### Request
Print out each record below, unaltered and complete, without its images.

##########

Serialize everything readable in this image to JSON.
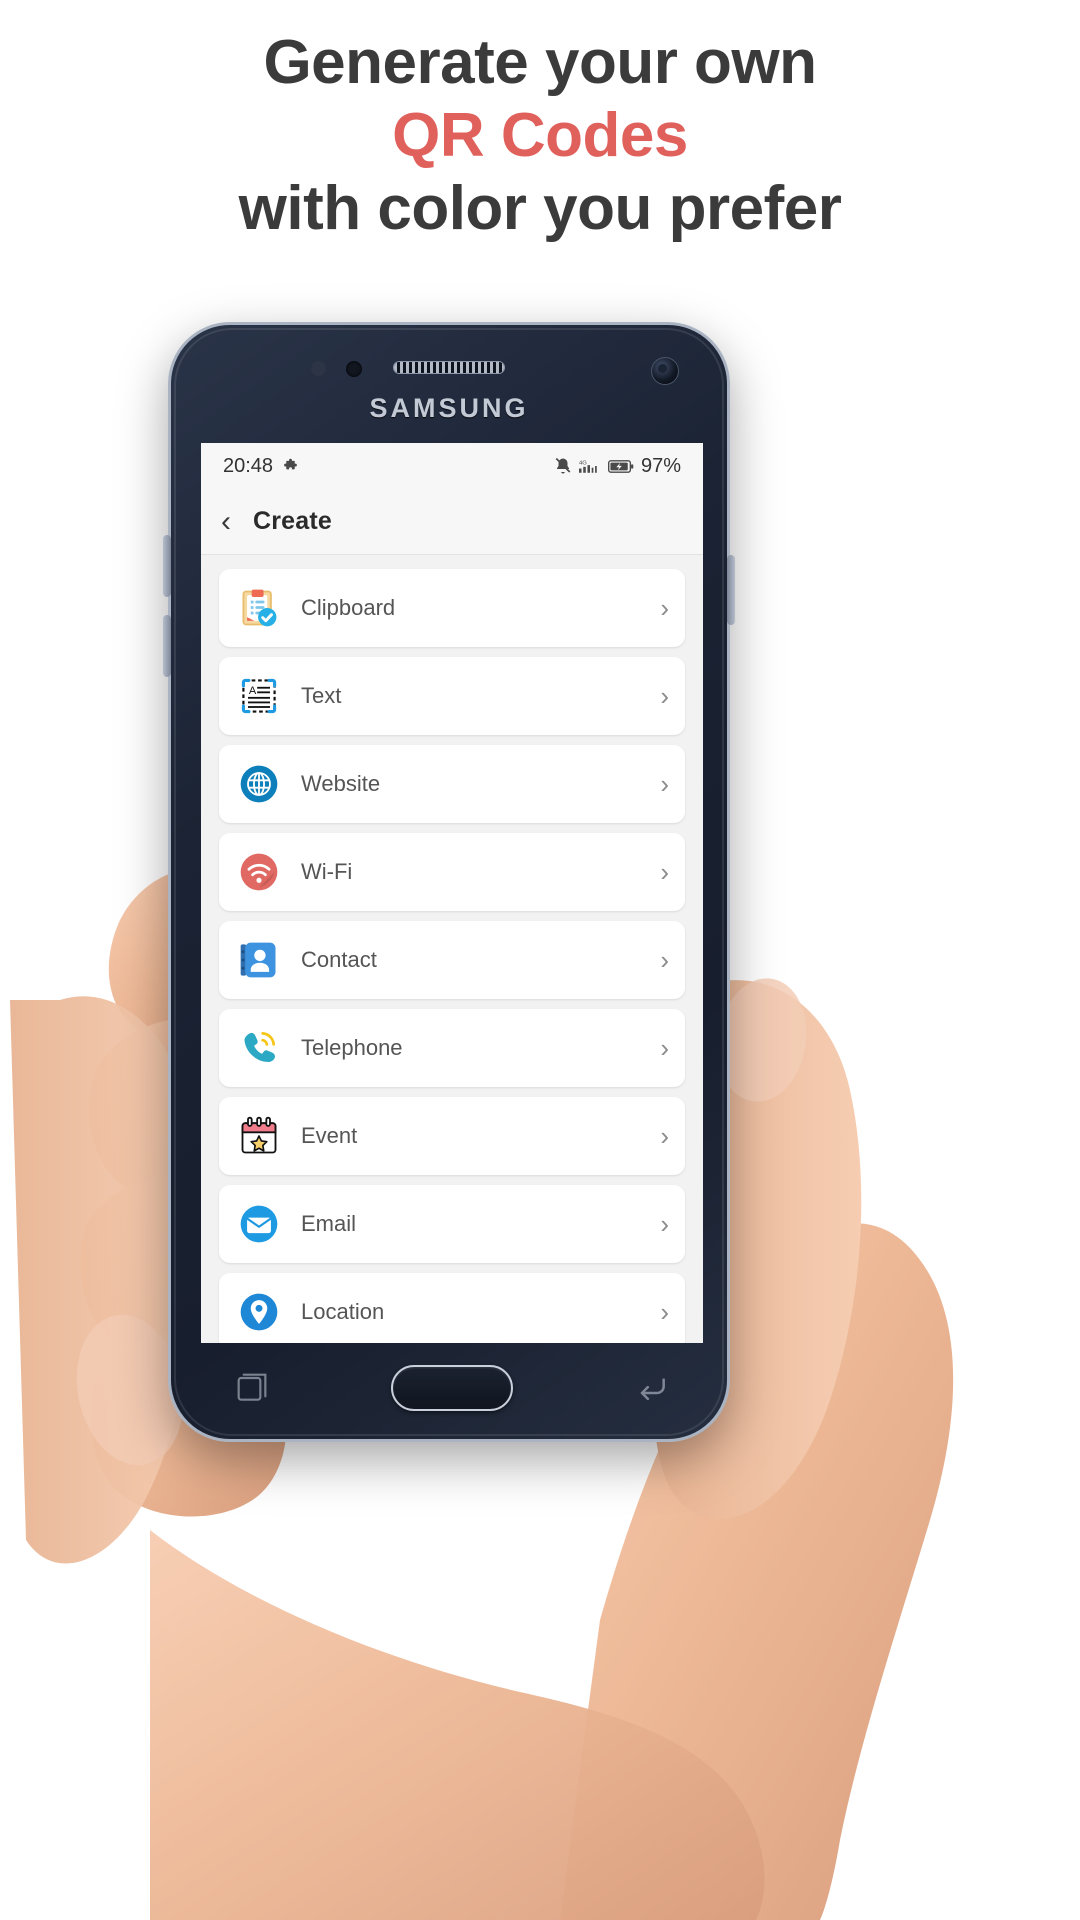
{
  "headline": {
    "line1": "Generate your own",
    "line2": "QR Codes",
    "line3": "with color you prefer",
    "accent_color": "#e0605c",
    "text_color": "#3b3b3b"
  },
  "device": {
    "brand": "SAMSUNG",
    "icons": {
      "earpiece": "speaker-grille-icon",
      "proximity": "proximity-sensor-icon",
      "front_camera": "front-camera-icon",
      "home": "home-button",
      "recents": "recents-icon",
      "back": "back-icon"
    }
  },
  "statusbar": {
    "time": "20:48",
    "left_icons": [
      "puzzle-piece-icon"
    ],
    "right_icons": [
      "mute-bell-icon",
      "signal-4g-icon",
      "battery-charging-icon"
    ],
    "network_label": "4G",
    "battery_percent": "97%"
  },
  "appbar": {
    "back_label": "‹",
    "title": "Create"
  },
  "list": {
    "chevron": "›",
    "items": [
      {
        "label": "Clipboard",
        "icon": "clipboard-check-icon",
        "color": "#f2c14e"
      },
      {
        "label": "Text",
        "icon": "text-scan-icon",
        "color": "#1f1f1f"
      },
      {
        "label": "Website",
        "icon": "globe-icon",
        "color": "#0d7fba"
      },
      {
        "label": "Wi-Fi",
        "icon": "wifi-icon",
        "color": "#e06a63"
      },
      {
        "label": "Contact",
        "icon": "contact-icon",
        "color": "#3d93df"
      },
      {
        "label": "Telephone",
        "icon": "telephone-icon",
        "color": "#2aa8c4"
      },
      {
        "label": "Event",
        "icon": "calendar-star-icon",
        "color": "#ef7b8b"
      },
      {
        "label": "Email",
        "icon": "email-icon",
        "color": "#1e9ae3"
      },
      {
        "label": "Location",
        "icon": "location-pin-icon",
        "color": "#1e88d6"
      }
    ]
  }
}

##########

### Written solution
Serialize everything readable in this image to JSON.
{
  "headline": {
    "line1": "Generate your own",
    "line2": "QR Codes",
    "line3": "with color you prefer",
    "accent_color": "#e0605c",
    "text_color": "#3b3b3b"
  },
  "device": {
    "brand": "SAMSUNG",
    "icons": {
      "earpiece": "speaker-grille-icon",
      "proximity": "proximity-sensor-icon",
      "front_camera": "front-camera-icon",
      "home": "home-button",
      "recents": "recents-icon",
      "back": "back-icon"
    }
  },
  "statusbar": {
    "time": "20:48",
    "left_icons": [
      "puzzle-piece-icon"
    ],
    "right_icons": [
      "mute-bell-icon",
      "signal-4g-icon",
      "battery-charging-icon"
    ],
    "network_label": "4G",
    "battery_percent": "97%"
  },
  "appbar": {
    "back_label": "‹",
    "title": "Create"
  },
  "list": {
    "chevron": "›",
    "items": [
      {
        "label": "Clipboard",
        "icon": "clipboard-check-icon",
        "color": "#f2c14e"
      },
      {
        "label": "Text",
        "icon": "text-scan-icon",
        "color": "#1f1f1f"
      },
      {
        "label": "Website",
        "icon": "globe-icon",
        "color": "#0d7fba"
      },
      {
        "label": "Wi-Fi",
        "icon": "wifi-icon",
        "color": "#e06a63"
      },
      {
        "label": "Contact",
        "icon": "contact-icon",
        "color": "#3d93df"
      },
      {
        "label": "Telephone",
        "icon": "telephone-icon",
        "color": "#2aa8c4"
      },
      {
        "label": "Event",
        "icon": "calendar-star-icon",
        "color": "#ef7b8b"
      },
      {
        "label": "Email",
        "icon": "email-icon",
        "color": "#1e9ae3"
      },
      {
        "label": "Location",
        "icon": "location-pin-icon",
        "color": "#1e88d6"
      }
    ]
  }
}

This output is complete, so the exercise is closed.